■ What you have to do:
Repeat the material exactly as it appears.

(Stored items)

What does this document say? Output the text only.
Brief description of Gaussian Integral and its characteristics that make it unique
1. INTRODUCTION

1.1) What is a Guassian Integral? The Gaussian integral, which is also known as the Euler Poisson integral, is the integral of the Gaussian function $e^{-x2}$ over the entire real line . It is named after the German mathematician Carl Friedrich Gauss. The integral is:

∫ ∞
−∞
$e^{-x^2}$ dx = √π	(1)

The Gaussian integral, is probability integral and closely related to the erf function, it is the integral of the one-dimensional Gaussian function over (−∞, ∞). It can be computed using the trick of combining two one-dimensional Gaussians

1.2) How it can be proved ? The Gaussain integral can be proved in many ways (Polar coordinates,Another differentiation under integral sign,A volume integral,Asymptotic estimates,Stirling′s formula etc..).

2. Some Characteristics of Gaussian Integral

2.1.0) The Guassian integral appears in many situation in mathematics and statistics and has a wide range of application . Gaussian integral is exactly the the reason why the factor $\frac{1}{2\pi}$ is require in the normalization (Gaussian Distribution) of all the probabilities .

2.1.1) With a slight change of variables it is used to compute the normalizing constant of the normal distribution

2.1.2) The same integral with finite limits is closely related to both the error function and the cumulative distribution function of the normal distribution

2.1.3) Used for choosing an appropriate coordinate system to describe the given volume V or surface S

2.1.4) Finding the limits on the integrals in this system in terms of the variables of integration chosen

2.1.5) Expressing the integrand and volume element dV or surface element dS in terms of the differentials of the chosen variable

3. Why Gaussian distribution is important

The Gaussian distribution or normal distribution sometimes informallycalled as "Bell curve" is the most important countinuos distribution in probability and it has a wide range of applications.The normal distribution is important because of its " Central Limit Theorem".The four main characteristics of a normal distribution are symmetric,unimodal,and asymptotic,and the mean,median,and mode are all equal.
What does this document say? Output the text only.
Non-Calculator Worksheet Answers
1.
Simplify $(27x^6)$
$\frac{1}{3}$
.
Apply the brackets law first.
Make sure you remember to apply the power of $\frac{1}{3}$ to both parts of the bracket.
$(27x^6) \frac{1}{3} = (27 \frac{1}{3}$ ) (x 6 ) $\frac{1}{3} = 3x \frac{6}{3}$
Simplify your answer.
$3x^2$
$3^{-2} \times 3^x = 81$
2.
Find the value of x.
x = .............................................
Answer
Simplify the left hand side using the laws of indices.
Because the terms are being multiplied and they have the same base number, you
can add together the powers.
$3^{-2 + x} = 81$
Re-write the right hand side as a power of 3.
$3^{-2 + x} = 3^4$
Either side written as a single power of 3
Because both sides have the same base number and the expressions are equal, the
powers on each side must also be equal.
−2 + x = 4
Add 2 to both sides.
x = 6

■ Task response:
What does this document say? Output the text only.
Brief description of Gaussian Integral and its characteristics that make it unique
1. INTRODUCTION

1.1) What is a Guassian Integral? The Gaussian integral, which is also known as the Euler Poisson integral, is the integral of the Gaussian function $e^{-x2}$ over the entire real line . It is named after the German mathematician Carl Friedrich Gauss. The integral is:

∫ ∞
−∞
$e^{-x^2}$ dx = √π	(1)

The Gaussian integral, is probability integral and closely related to the erf function, it is the integral of the one-dimensional Gaussian function over (−∞, ∞). It can be computed using the trick of combining two one-dimensional Gaussians

1.2) How it can be proved ? The Gaussain integral can be proved in many ways (Polar coordinates,Another differentiation under integral sign,A volume integral,Asymptotic estimates,Stirling′s formula etc..).

2. Some Characteristics of Gaussian Integral

2.1.0) The Guassian integral appears in many situation in mathematics and statistics and has a wide range of application . Gaussian integral is exactly the the reason why the factor $\frac{1}{2\pi}$ is require in the normalization (Gaussian Distribution) of all the probabilities .

2.1.1) With a slight change of variables it is used to compute the normalizing constant of the normal distribution

2.1.2) The same integral with finite limits is closely related to both the error function and the cumulative distribution function of the normal distribution

2.1.3) Used for choosing an appropriate coordinate system to describe the given volume V or surface S

2.1.4) Finding the limits on the integrals in this system in terms of the variables of integration chosen

2.1.5) Expressing the integrand and volume element dV or surface element dS in terms of the differentials of the chosen variable

3. Why Gaussian distribution is important

The Gaussian distribution or normal distribution sometimes informallycalled as "Bell curve" is the most important countinuos distribution in probability and it has a wide range of applications.The normal distribution is important because of its " Central Limit Theorem".The four main characteristics of a normal distribution are symmetric,unimodal,and asymptotic,and the mean,median,and mode are all equal.
What does this document say? Output the text only.
Non-Calculator Worksheet Answers
1.
Simplify $(27x^6)$
$\frac{1}{3}$
.
Apply the brackets law first.
Make sure you remember to apply the power of $\frac{1}{3}$ to both parts of the bracket.
$(27x^6) \frac{1}{3} = (27 \frac{1}{3}$ ) (x 6 ) $\frac{1}{3} = 3x \frac{6}{3}$
Simplify your answer.
$3x^2$
$3^{-2} \times 3^x = 81$
2.
Find the value of x.
x = .............................................
Answer
Simplify the left hand side using the laws of indices.
Because the terms are being multiplied and they have the same base number, you
can add together the powers.
$3^{-2 + x} = 81$
Re-write the right hand side as a power of 3.
$3^{-2 + x} = 3^4$
Either side written as a single power of 3
Because both sides have the same base number and the expressions are equal, the
powers on each side must also be equal.
−2 + x = 4
Add 2 to both sides.
x = 6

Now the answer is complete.